PROMPT –
Find the line containing "What text is on this page?" in the listing below; reproduce it and every line after, exactly. Skip pictures.

===== RECORDS TO PROCESS

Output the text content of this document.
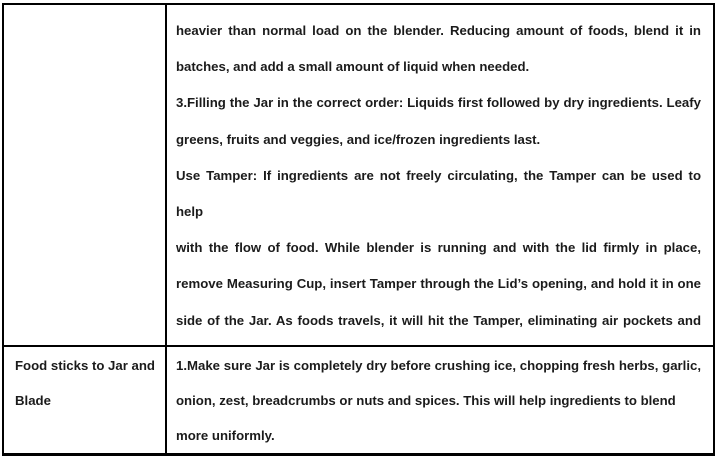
heavier than normal load on the blender. Reducing amount of foods, blend it in
batches, and add a small amount of liquid when needed.
3.Filling the Jar in the correct order: Liquids first followed by dry ingredients. Leafy
greens, fruits and veggies, and ice/frozen ingredients last.
Use Tamper: If ingredients are not freely circulating, the Tamper can be used to help
with the flow of food. While blender is running and with the lid firmly in place,
remove Measuring Cup, insert Tamper through the Lid’s opening, and hold it in one
side of the Jar. As foods travels, it will hit the Tamper, eliminating air pockets and
Food sticks to Jar and
Blade
1.Make sure Jar is completely dry before crushing ice, chopping fresh herbs, garlic,
onion, zest, breadcrumbs or nuts and spices. This will help ingredients to blend
more uniformly.
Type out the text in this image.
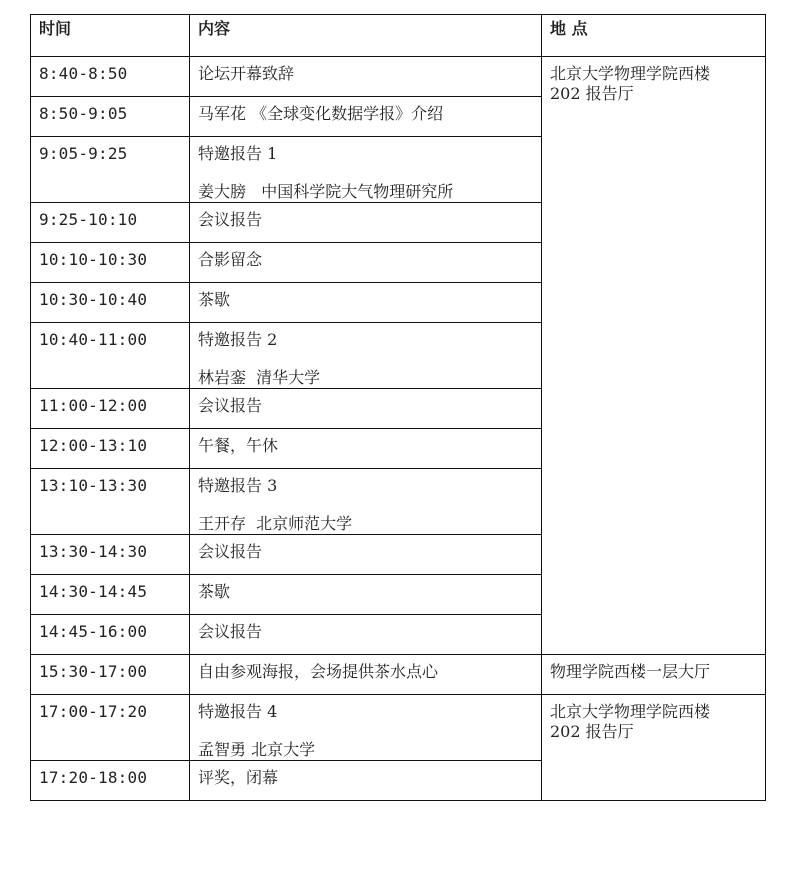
时间	内容	地 点
8:40-8:50	论坛开幕致辞	北京大学物理学院西楼
202 报告厅

8:50-9:05	马军花 《全球变化数据学报》介绍	

9:05-9:25	特邀报告 1
姜大膀   中国科学院大气物理研究所	

9:25-10:10	会议报告	

10:10-10:30	合影留念	

10:30-10:40	茶歇	

10:40-11:00	特邀报告 2
林岩銮  清华大学	

11:00-12:00	会议报告	

12:00-13:10	午餐，午休	

13:10-13:30	特邀报告 3
王开存  北京师范大学	

13:30-14:30	会议报告	

14:30-14:45	茶歇	

14:45-16:00	会议报告	

15:30-17:00	自由参观海报，会场提供茶水点心	物理学院西楼一层大厅

17:00-17:20	特邀报告 4
孟智勇 北京大学	北京大学物理学院西楼
202 报告厅

17:20-18:00	评奖，闭幕	
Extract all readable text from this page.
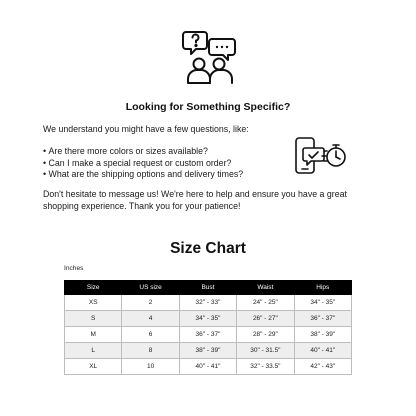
Looking for Something Specific?
We understand you might have a few questions, like:
• Are there more colors or sizes available?
• Can I make a special request or custom order?
• What are the shipping options and delivery times?
Don't hesitate to message us! We're here to help and ensure you have a great shopping experience. Thank you for your patience!
Size Chart
Inches
Size	US size	Bust	Waist	Hips
XS	2	32" - 33"	24" - 25"	34" - 35"
S	4	34" - 35"	26" - 27"	36" - 37"
M	6	36" - 37"	28" - 29"	38" - 39"
L	8	38" - 39"	30" - 31.5"	40" - 41"
XL	10	40" - 41"	32" - 33.5"	42" - 43"
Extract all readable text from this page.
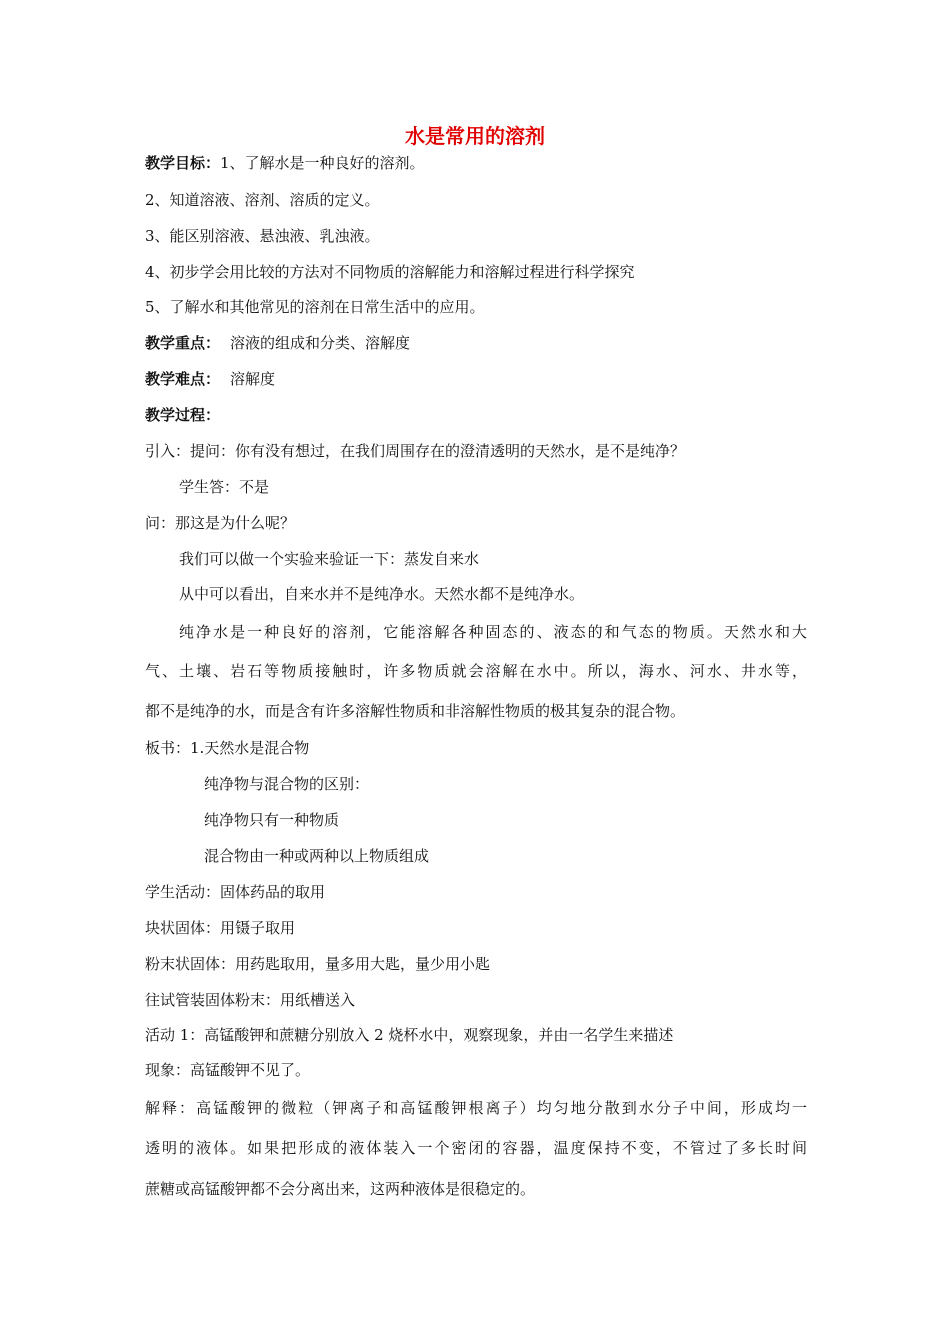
水是常用的溶剂
教学目标：1、了解水是一种良好的溶剂。
2、知道溶液、溶剂、溶质的定义。
3、能区别溶液、悬浊液、乳浊液。
4、初步学会用比较的方法对不同物质的溶解能力和溶解过程进行科学探究
5、了解水和其他常见的溶剂在日常生活中的应用。
教学重点： 溶液的组成和分类、溶解度
教学难点： 溶解度
教学过程：
引入：提问：你有没有想过，在我们周围存在的澄清透明的天然水，是不是纯净？
学生答：不是
问：那这是为什么呢？
我们可以做一个实验来验证一下：蒸发自来水
从中可以看出，自来水并不是纯净水。天然水都不是纯净水。
纯净水是一种良好的溶剂，它能溶解各种固态的、液态的和气态的物质。天然水和大
气、土壤、岩石等物质接触时，许多物质就会溶解在水中。所以，海水、河水、井水等，
都不是纯净的水，而是含有许多溶解性物质和非溶解性物质的极其复杂的混合物。
板书：1.天然水是混合物
纯净物与混合物的区别：
纯净物只有一种物质
混合物由一种或两种以上物质组成
学生活动：固体药品的取用
块状固体：用镊子取用
粉末状固体：用药匙取用，量多用大匙，量少用小匙
往试管装固体粉末：用纸槽送入
活动 1：高锰酸钾和蔗糖分别放入 2 烧杯水中，观察现象，并由一名学生来描述
现象：高锰酸钾不见了。
解释：高锰酸钾的微粒（钾离子和高锰酸钾根离子）均匀地分散到水分子中间，形成均一
透明的液体。如果把形成的液体装入一个密闭的容器，温度保持不变，不管过了多长时间
蔗糖或高锰酸钾都不会分离出来，这两种液体是很稳定的。
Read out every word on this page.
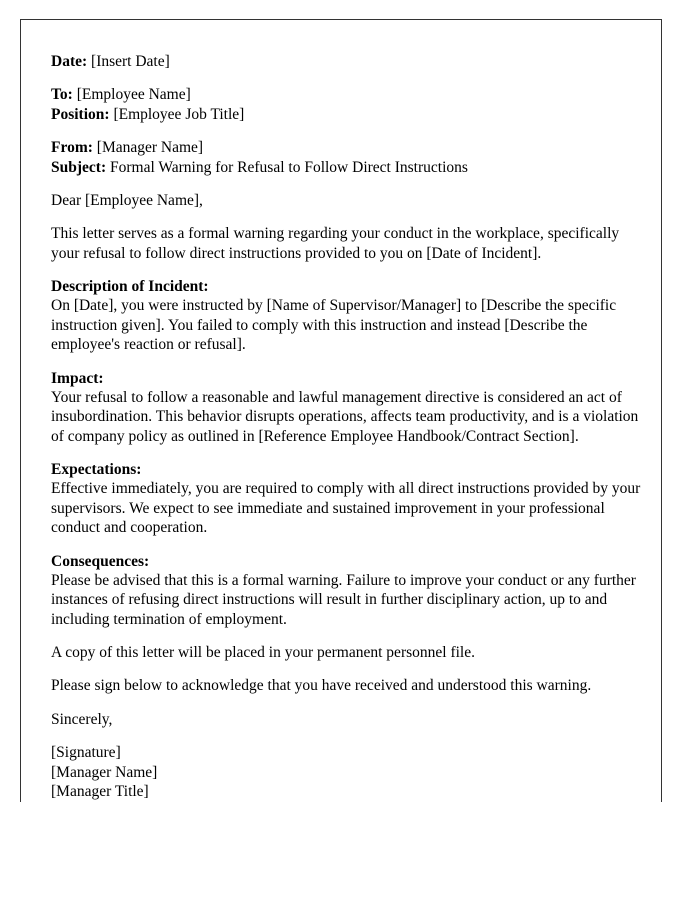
Date: [Insert Date]

To: [Employee Name]
Position: [Employee Job Title]

From: [Manager Name]
Subject: Formal Warning for Refusal to Follow Direct Instructions

Dear [Employee Name],

This letter serves as a formal warning regarding your conduct in the workplace, specifically your refusal to follow direct instructions provided to you on [Date of Incident].

Description of Incident:
On [Date], you were instructed by [Name of Supervisor/Manager] to [Describe the specific instruction given]. You failed to comply with this instruction and instead [Describe the employee's reaction or refusal].

Impact:
Your refusal to follow a reasonable and lawful management directive is considered an act of insubordination. This behavior disrupts operations, affects team productivity, and is a violation of company policy as outlined in [Reference Employee Handbook/Contract Section].

Expectations:
Effective immediately, you are required to comply with all direct instructions provided by your supervisors. We expect to see immediate and sustained improvement in your professional conduct and cooperation.

Consequences:
Please be advised that this is a formal warning. Failure to improve your conduct or any further instances of refusing direct instructions will result in further disciplinary action, up to and including termination of employment.

A copy of this letter will be placed in your permanent personnel file.

Please sign below to acknowledge that you have received and understood this warning.

Sincerely,

[Signature]
[Manager Name]
[Manager Title]
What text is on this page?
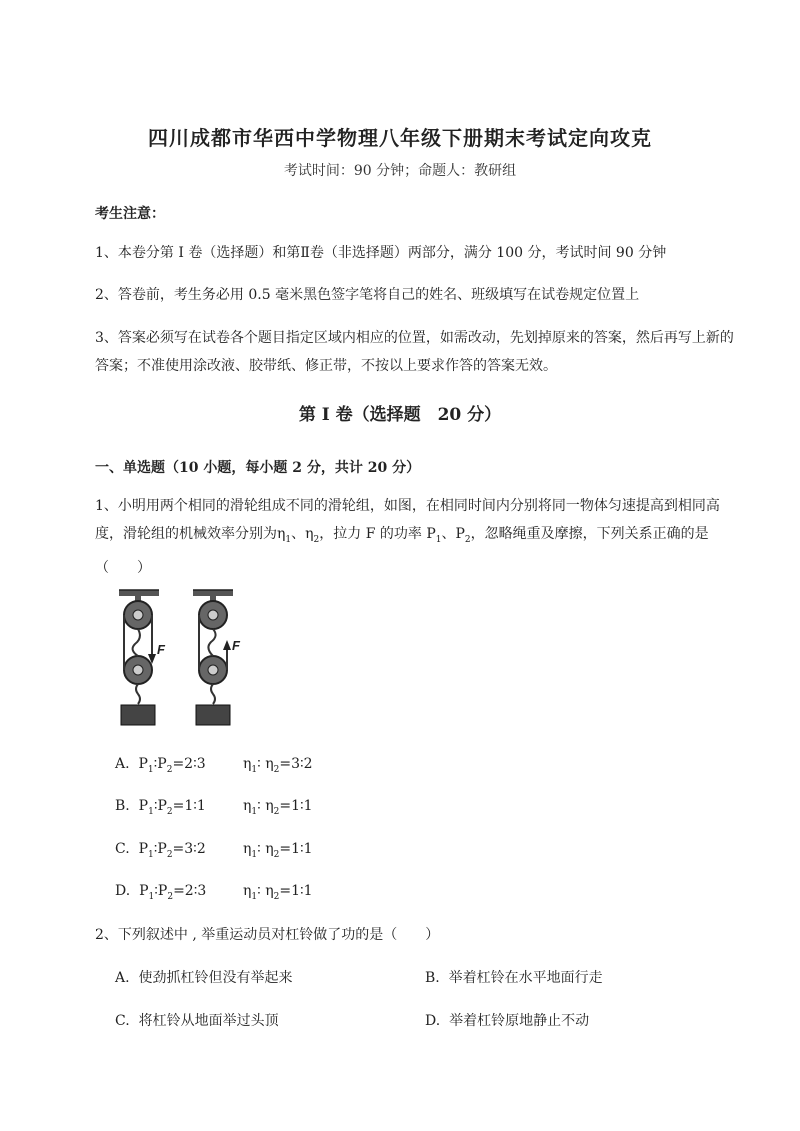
四川成都市华西中学物理八年级下册期末考试定向攻克
考试时间：90 分钟；命题人：教研组
考生注意：
1、本卷分第 I 卷（选择题）和第Ⅱ卷（非选择题）两部分，满分 100 分，考试时间 90 分钟
2、答卷前，考生务必用 0.5 毫米黑色签字笔将自己的姓名、班级填写在试卷规定位置上
3、答案必须写在试卷各个题目指定区域内相应的位置，如需改动，先划掉原来的答案，然后再写上新的答案；不准使用涂改液、胶带纸、修正带，不按以上要求作答的答案无效。
第 I 卷（选择题　20 分）
一、单选题（10 小题，每小题 2 分，共计 20 分）
1、小明用两个相同的滑轮组成不同的滑轮组，如图，在相同时间内分别将同一物体匀速提高到相同高度，滑轮组的机械效率分别为$\eta_1$、$\eta_2$，拉力 F 的功率 $P_1$、$P_2$，忽略绳重及摩擦，下列关系正确的是（　　）
F	F
A. $P_1∶P_2=2∶3$	$\eta_1∶$ $\eta_2=3∶2$
B. $P_1∶P_2=1∶1$	$\eta_1∶$ $\eta_2=1∶1$
C. $P_1∶P_2=3∶2$	$\eta_1∶$ $\eta_2=1∶1$
D. $P_1∶P_2=2∶3$	$\eta_1∶$ $\eta_2=1∶1$
2、下列叙述中 , 举重运动员对杠铃做了功的是（　　）
A. 使劲抓杠铃但没有举起来	B. 举着杠铃在水平地面行走
C. 将杠铃从地面举过头顶	D. 举着杠铃原地静止不动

==========

WRITTEN SOLUTION –
What text is on this page?
四川成都市华西中学物理八年级下册期末考试定向攻克
考试时间：90 分钟；命题人：教研组
考生注意：
1、本卷分第 I 卷（选择题）和第Ⅱ卷（非选择题）两部分，满分 100 分，考试时间 90 分钟
2、答卷前，考生务必用 0.5 毫米黑色签字笔将自己的姓名、班级填写在试卷规定位置上
3、答案必须写在试卷各个题目指定区域内相应的位置，如需改动，先划掉原来的答案，然后再写上新的答案；不准使用涂改液、胶带纸、修正带，不按以上要求作答的答案无效。
第 I 卷（选择题　20 分）
一、单选题（10 小题，每小题 2 分，共计 20 分）
1、小明用两个相同的滑轮组成不同的滑轮组，如图，在相同时间内分别将同一物体匀速提高到相同高度，滑轮组的机械效率分别为$\eta_1$、$\eta_2$，拉力 F 的功率 $P_1$、$P_2$，忽略绳重及摩擦，下列关系正确的是（　　）
F	F
A. $P_1∶P_2=2∶3$	$\eta_1∶$ $\eta_2=3∶2$
B. $P_1∶P_2=1∶1$	$\eta_1∶$ $\eta_2=1∶1$
C. $P_1∶P_2=3∶2$	$\eta_1∶$ $\eta_2=1∶1$
D. $P_1∶P_2=2∶3$	$\eta_1∶$ $\eta_2=1∶1$
2、下列叙述中 , 举重运动员对杠铃做了功的是（　　）
A. 使劲抓杠铃但没有举起来	B. 举着杠铃在水平地面行走
C. 将杠铃从地面举过头顶	D. 举着杠铃原地静止不动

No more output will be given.